Among the entries below, count the lines where the string "subtitle" occurs, and give only the number.

'''

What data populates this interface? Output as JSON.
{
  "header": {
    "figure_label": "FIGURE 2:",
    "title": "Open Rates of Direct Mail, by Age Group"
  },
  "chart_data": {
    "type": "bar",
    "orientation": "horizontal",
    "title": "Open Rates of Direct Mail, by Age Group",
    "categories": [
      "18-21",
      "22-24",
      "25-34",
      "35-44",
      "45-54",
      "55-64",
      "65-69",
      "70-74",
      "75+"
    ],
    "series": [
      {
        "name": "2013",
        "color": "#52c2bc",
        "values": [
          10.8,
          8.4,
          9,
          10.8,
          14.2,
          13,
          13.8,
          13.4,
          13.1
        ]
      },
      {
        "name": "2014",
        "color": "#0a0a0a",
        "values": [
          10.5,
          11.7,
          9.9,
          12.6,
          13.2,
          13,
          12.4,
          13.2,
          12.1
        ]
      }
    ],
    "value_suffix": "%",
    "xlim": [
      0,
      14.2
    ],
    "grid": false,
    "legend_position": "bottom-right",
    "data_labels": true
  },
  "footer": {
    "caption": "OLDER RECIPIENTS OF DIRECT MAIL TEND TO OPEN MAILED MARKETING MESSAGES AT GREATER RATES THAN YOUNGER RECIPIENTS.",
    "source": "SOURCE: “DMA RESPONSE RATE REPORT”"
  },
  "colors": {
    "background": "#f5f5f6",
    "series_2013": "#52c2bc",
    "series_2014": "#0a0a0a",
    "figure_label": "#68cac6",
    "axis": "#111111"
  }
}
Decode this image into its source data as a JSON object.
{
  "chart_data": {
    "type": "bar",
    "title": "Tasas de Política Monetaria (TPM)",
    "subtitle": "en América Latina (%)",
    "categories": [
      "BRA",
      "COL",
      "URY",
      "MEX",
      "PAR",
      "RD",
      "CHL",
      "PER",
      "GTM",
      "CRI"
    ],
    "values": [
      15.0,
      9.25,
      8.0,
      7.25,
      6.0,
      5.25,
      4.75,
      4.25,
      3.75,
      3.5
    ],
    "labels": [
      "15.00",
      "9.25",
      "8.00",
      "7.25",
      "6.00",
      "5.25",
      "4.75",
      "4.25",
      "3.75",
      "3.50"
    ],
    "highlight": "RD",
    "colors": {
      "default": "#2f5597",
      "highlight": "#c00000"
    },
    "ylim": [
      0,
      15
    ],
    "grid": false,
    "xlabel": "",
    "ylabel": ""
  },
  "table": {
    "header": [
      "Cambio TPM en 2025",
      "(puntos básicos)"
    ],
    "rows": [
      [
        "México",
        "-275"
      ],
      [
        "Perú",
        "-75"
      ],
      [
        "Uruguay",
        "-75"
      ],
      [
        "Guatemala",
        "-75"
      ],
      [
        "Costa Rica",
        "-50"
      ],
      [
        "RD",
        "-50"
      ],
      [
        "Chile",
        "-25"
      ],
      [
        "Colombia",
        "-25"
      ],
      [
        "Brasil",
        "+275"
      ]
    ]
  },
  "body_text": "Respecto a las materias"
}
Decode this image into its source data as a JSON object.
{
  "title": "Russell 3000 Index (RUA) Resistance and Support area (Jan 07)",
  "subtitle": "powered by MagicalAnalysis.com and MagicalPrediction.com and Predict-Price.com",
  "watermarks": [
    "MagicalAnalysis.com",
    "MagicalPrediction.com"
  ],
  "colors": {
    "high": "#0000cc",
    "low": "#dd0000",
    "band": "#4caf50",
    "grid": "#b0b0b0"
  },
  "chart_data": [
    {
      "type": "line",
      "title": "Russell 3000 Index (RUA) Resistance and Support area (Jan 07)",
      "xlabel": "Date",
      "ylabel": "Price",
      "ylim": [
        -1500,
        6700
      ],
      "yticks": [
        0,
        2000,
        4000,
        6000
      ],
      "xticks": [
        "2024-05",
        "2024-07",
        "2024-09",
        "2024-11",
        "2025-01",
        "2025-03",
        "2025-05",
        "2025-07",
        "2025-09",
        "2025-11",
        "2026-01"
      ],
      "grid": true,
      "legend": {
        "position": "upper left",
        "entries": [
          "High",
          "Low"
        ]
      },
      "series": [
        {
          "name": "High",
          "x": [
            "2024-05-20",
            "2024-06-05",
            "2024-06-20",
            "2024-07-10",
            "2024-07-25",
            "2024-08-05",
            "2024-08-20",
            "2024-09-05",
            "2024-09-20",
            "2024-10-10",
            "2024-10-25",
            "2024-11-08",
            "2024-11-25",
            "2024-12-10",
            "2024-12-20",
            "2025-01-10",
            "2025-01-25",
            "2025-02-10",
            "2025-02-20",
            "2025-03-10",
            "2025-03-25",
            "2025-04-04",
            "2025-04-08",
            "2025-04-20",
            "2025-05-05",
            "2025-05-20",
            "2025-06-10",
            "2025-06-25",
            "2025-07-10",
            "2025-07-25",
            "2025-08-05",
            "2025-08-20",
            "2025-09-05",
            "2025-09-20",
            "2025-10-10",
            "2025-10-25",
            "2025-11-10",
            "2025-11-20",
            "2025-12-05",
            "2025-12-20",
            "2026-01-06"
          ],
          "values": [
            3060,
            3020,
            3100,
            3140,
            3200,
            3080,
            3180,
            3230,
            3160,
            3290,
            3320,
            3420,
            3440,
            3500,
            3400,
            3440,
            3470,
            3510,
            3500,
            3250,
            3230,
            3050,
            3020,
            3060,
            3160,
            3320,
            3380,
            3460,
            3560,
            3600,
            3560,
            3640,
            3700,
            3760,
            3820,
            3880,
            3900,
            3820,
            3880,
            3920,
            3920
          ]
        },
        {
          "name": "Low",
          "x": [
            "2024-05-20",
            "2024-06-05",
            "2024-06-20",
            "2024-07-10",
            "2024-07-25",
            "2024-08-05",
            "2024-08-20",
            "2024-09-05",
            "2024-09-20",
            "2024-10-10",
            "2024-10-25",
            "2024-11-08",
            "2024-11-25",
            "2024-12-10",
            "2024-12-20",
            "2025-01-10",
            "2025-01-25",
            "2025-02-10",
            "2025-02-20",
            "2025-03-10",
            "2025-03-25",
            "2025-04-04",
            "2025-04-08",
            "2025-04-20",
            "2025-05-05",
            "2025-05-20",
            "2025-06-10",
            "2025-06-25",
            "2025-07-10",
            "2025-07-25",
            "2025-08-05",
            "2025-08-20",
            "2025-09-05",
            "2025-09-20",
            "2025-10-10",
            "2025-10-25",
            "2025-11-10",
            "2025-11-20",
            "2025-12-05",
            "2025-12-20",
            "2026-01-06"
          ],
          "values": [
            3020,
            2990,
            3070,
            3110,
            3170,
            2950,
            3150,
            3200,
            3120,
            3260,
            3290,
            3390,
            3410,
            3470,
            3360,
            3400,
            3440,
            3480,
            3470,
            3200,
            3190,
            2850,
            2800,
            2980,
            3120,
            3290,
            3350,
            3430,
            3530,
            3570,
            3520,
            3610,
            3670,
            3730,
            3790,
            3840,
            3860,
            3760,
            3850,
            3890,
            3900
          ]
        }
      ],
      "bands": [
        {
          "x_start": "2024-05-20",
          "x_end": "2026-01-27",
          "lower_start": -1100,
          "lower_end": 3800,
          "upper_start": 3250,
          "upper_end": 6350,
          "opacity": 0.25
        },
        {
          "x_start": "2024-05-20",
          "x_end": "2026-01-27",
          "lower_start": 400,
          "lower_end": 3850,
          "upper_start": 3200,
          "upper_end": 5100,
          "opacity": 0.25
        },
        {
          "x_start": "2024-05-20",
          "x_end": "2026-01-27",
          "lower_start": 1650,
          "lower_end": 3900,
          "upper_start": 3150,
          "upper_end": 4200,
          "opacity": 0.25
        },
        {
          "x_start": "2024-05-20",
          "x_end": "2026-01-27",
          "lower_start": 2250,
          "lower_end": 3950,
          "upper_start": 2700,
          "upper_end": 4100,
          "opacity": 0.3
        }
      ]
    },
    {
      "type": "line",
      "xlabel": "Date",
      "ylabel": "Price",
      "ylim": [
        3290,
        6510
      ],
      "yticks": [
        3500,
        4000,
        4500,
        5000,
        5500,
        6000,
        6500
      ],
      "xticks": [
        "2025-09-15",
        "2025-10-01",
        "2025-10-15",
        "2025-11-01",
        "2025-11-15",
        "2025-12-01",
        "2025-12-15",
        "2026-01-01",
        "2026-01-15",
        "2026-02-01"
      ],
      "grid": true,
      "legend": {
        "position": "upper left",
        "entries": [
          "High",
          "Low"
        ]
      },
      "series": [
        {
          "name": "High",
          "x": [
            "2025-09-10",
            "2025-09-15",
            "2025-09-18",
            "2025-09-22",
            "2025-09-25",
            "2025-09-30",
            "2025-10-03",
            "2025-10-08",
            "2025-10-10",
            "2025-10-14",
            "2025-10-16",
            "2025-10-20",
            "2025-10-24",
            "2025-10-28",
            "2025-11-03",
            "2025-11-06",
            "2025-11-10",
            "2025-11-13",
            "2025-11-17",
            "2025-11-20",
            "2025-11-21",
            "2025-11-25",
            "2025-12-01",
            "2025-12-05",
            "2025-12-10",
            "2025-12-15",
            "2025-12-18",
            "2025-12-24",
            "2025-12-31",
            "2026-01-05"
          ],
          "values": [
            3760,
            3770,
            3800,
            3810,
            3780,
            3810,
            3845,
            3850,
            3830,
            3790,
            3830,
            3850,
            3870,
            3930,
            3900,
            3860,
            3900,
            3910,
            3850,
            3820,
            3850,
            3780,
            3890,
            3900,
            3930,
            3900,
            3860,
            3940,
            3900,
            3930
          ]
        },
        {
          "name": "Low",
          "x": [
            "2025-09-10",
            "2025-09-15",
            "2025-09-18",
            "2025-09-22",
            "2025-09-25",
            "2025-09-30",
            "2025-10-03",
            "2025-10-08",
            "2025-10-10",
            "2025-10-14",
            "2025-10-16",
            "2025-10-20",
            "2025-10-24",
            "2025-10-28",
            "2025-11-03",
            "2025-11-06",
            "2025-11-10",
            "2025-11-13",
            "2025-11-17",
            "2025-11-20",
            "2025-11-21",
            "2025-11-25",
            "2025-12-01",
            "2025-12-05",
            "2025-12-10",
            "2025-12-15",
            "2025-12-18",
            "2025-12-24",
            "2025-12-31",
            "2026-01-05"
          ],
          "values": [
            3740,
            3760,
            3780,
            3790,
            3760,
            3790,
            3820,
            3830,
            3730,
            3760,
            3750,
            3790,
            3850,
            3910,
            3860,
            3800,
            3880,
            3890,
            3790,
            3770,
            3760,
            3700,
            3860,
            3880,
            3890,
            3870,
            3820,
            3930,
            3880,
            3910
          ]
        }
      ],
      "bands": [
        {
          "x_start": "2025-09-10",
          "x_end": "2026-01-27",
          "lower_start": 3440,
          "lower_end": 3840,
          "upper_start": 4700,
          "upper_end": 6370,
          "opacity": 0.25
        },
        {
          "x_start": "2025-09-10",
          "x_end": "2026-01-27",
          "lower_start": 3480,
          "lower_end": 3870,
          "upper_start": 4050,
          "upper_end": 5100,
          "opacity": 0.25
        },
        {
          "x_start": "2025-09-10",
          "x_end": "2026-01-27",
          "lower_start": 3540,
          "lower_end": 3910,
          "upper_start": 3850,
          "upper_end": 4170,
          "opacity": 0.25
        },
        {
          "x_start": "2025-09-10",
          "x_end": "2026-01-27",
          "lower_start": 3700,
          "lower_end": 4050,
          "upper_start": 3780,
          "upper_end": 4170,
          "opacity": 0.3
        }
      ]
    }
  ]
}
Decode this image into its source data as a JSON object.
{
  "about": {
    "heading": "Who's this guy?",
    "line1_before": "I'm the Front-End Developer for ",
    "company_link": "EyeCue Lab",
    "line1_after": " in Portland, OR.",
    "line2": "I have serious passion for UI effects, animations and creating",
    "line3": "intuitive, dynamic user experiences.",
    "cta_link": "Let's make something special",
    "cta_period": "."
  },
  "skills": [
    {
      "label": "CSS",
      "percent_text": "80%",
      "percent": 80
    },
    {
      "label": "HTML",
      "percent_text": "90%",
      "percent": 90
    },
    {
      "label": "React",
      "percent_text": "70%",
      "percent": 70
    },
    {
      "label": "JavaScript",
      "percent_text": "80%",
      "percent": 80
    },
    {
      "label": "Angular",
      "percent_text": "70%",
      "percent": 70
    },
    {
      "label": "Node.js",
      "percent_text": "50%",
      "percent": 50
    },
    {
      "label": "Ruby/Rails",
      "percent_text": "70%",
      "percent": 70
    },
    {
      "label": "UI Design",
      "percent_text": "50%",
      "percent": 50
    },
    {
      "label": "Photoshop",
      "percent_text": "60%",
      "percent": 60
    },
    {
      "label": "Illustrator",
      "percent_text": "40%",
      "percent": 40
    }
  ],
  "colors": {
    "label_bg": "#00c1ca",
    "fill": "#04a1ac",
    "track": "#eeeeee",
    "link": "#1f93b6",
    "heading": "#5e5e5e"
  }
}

'''

=== Problem solution ===
2